*Instructions to follow*
Copy all lines of the listing that include the string "background".

Records from a data source:
┄┄┄┄┄┄┄┄┄┄

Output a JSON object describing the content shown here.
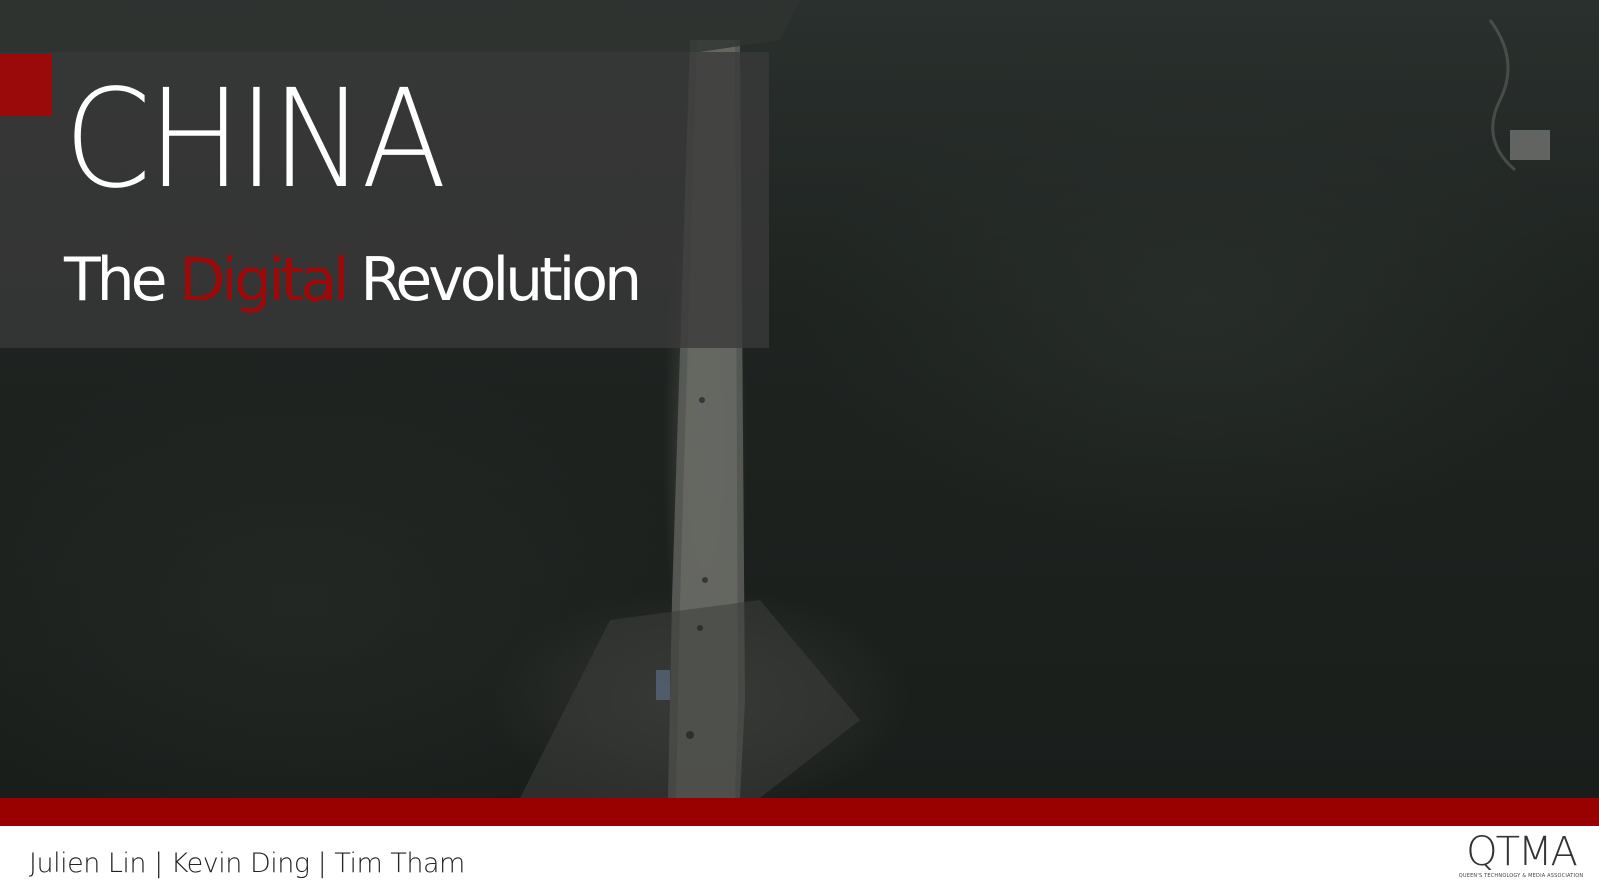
{
  "slide": {
    "title": "CHINA",
    "subtitle": {
      "before": "The ",
      "accent": "Digital",
      "after": " Revolution"
    },
    "authors": "Julien Lin | Kevin Ding | Tim Tham",
    "logo": {
      "mark": "QTMA",
      "tagline": "Queen's Technology & Media Association"
    },
    "background": "great-wall-aerial-photo"
  },
  "colors": {
    "accent": "#9b0a0a",
    "bar": "#990000",
    "panel": "#3a3a3a",
    "footer": "#ffffff"
  }
}
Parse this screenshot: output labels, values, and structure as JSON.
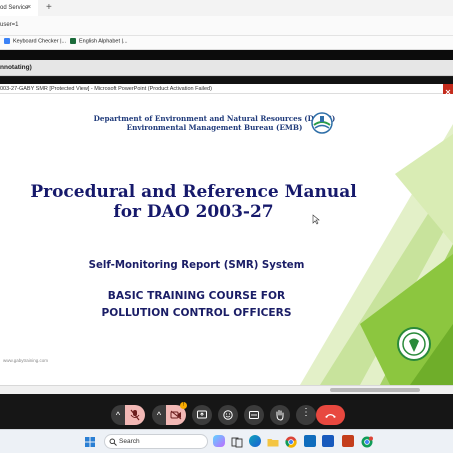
{
  "browser": {
    "tab_title": "od Service",
    "tab_close": "×",
    "new_tab": "+",
    "address": "user=1",
    "bookmarks": [
      {
        "label": "Keyboard Checker |...",
        "color": "#3b82f6"
      },
      {
        "label": "English Alphabet |...",
        "color": "#1b6b3a"
      }
    ]
  },
  "meeting": {
    "annotation_banner": "nnotating)"
  },
  "powerpoint": {
    "window_title": "003-27-GABY SMR [Protected View] - Microsoft PowerPoint (Product Activation Failed)"
  },
  "slide": {
    "org_line1": "Department of Environment and Natural Resources (DENR)",
    "org_line2": "Environmental Management Bureau (EMB)",
    "title_line1": "Procedural and Reference Manual",
    "title_line2": "for DAO 2003-27",
    "subtitle": "Self-Monitoring Report (SMR) System",
    "course_line1": "BASIC TRAINING COURSE FOR",
    "course_line2": "POLLUTION CONTROL OFFICERS",
    "website": "www.gabytraining.com",
    "colors": {
      "title": "#16196b",
      "org": "#1f3a7a",
      "accent_green": "#8cc63f"
    }
  },
  "controls": {
    "buttons": [
      {
        "name": "mic-options",
        "icon": "chevron-up-icon"
      },
      {
        "name": "mic",
        "icon": "mic-off-icon",
        "state": "muted"
      },
      {
        "name": "camera-options",
        "icon": "chevron-up-icon"
      },
      {
        "name": "camera",
        "icon": "camera-off-icon",
        "state": "off",
        "badge": "!"
      },
      {
        "name": "present",
        "icon": "present-icon"
      },
      {
        "name": "reactions",
        "icon": "emoji-icon"
      },
      {
        "name": "captions",
        "icon": "captions-icon"
      },
      {
        "name": "raise-hand",
        "icon": "hand-icon"
      },
      {
        "name": "more",
        "icon": "more-icon"
      },
      {
        "name": "leave-call",
        "icon": "phone-hangup-icon",
        "color": "#e8483f"
      }
    ]
  },
  "taskbar": {
    "search_placeholder": "Search",
    "apps": [
      "windows-start",
      "copilot",
      "task-view",
      "edge",
      "file-explorer",
      "chrome",
      "outlook",
      "word",
      "excel",
      "powerpoint",
      "chrome-profile"
    ]
  }
}
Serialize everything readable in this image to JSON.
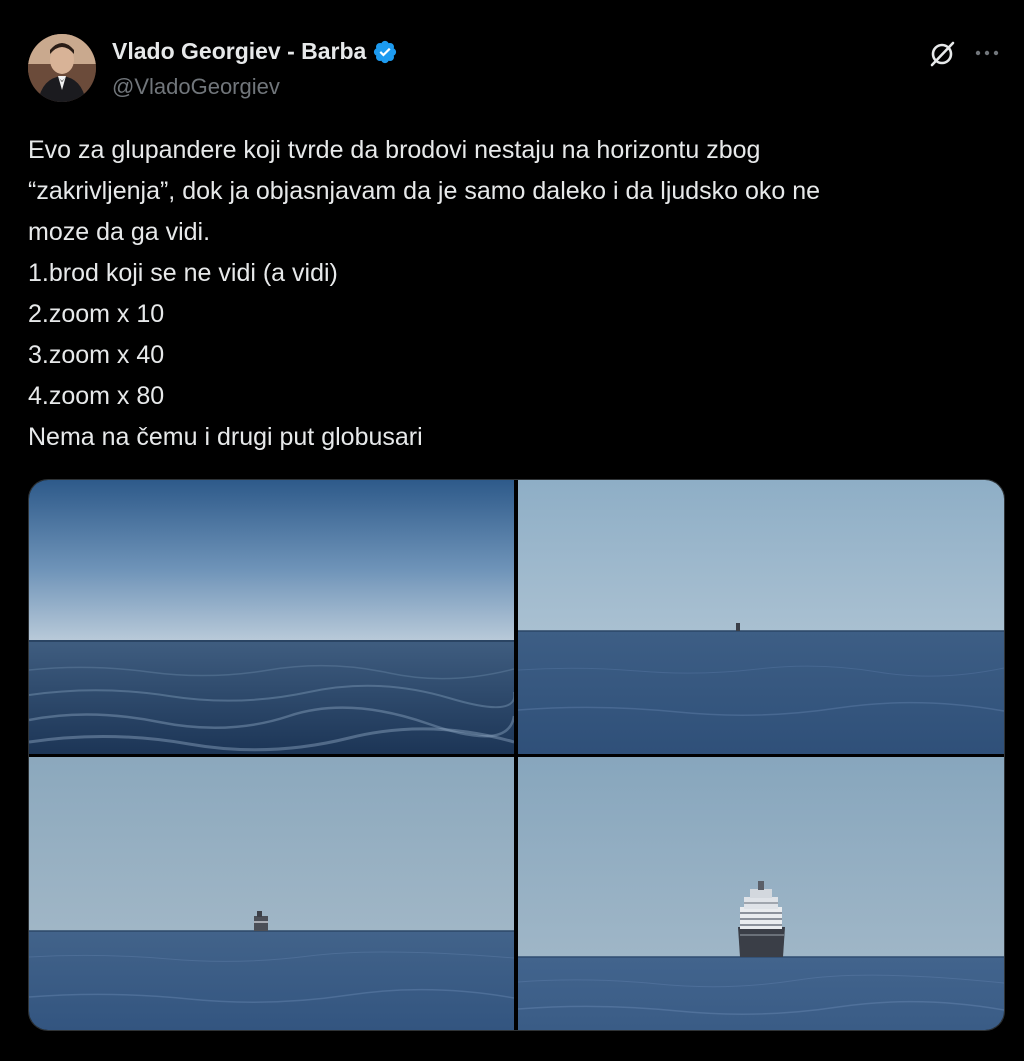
{
  "author": {
    "display_name": "Vlado Georgiev - Barba",
    "handle": "@VladoGeorgiev",
    "verified": true,
    "avatar_icon": "profile-photo-avatar"
  },
  "actions": {
    "grok_icon": "grok-icon",
    "more_icon": "more-options-icon"
  },
  "tweet": {
    "lines": [
      "Evo za glupandere koji tvrde da brodovi nestaju na horizontu zbog",
      "“zakrivljenja”, dok ja objasnjavam da je samo daleko i da ljudsko oko ne",
      "moze da ga vidi.",
      "1.brod koji se ne vidi (a vidi)",
      "2.zoom x 10",
      "3.zoom x 40",
      "4.zoom x 80",
      "Nema na čemu i drugi put globusari"
    ]
  },
  "media": {
    "photos": [
      {
        "subject": "sea-horizon-no-ship"
      },
      {
        "subject": "sea-horizon-tiny-ship"
      },
      {
        "subject": "sea-horizon-small-ship"
      },
      {
        "subject": "sea-horizon-cruise-ship"
      }
    ]
  },
  "colors": {
    "background": "#000000",
    "text": "#e7e9ea",
    "secondary_text": "#71767b",
    "verified_blue": "#1d9bf0"
  }
}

┄┄┄┄┄┄┄┄┄┄

*Solution to this exercise*
    "background": "great-wall-aerial-photo"
    "background": "#000000",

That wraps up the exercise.